▶ Excerpted data:
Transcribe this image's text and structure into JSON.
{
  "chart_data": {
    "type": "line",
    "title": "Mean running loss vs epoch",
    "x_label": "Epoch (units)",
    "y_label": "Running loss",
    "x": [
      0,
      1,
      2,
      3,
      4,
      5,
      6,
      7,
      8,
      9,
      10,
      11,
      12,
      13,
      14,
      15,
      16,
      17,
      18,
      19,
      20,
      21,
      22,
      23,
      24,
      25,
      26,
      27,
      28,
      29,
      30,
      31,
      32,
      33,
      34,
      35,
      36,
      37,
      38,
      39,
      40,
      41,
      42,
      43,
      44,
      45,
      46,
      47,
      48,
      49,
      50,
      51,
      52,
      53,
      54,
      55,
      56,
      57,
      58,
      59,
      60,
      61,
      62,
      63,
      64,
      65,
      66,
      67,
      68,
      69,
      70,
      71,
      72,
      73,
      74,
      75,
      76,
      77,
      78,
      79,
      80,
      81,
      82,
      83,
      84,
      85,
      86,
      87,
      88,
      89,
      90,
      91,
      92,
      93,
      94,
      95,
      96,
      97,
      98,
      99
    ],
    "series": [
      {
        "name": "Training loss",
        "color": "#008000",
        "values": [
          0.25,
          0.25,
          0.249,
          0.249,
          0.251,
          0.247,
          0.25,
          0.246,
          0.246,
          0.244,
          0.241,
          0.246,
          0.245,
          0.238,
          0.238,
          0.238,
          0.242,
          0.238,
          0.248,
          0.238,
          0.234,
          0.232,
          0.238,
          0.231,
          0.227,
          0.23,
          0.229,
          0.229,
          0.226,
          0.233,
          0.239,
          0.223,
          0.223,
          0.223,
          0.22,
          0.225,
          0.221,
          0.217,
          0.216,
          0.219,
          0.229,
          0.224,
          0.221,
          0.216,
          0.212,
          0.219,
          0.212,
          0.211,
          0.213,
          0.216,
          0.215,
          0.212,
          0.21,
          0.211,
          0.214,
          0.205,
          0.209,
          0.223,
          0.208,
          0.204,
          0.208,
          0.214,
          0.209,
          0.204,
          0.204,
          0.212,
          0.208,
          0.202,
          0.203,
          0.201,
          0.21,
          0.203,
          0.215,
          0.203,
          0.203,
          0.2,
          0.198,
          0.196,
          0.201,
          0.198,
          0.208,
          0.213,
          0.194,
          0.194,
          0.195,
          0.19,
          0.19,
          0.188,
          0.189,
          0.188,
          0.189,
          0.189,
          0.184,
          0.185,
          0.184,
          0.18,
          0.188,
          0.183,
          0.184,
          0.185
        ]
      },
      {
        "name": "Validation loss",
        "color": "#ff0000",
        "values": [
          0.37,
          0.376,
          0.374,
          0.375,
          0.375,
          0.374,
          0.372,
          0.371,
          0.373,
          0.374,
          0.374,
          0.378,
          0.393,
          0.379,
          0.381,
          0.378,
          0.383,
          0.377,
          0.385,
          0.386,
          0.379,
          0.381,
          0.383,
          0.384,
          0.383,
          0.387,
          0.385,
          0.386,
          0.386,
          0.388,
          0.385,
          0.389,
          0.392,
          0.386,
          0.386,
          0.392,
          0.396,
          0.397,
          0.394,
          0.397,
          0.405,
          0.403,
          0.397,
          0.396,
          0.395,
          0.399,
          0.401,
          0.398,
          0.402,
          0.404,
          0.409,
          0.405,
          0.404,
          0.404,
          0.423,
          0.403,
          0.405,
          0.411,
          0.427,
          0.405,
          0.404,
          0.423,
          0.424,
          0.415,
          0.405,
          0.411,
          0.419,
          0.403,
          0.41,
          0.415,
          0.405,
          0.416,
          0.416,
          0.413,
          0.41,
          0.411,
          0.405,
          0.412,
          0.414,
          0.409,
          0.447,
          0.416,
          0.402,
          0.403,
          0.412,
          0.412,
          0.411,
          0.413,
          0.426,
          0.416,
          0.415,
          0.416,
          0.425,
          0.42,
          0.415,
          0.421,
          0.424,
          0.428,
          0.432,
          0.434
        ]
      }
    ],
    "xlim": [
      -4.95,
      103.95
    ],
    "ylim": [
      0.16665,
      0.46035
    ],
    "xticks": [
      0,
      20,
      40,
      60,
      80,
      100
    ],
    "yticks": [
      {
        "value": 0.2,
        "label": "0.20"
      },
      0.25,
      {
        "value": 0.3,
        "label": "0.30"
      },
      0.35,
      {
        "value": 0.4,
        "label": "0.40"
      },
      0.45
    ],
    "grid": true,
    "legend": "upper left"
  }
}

▶ Set task: Determine how many lines in the listing above hold the string "name", then write only the number.

▶ Response to this task: 2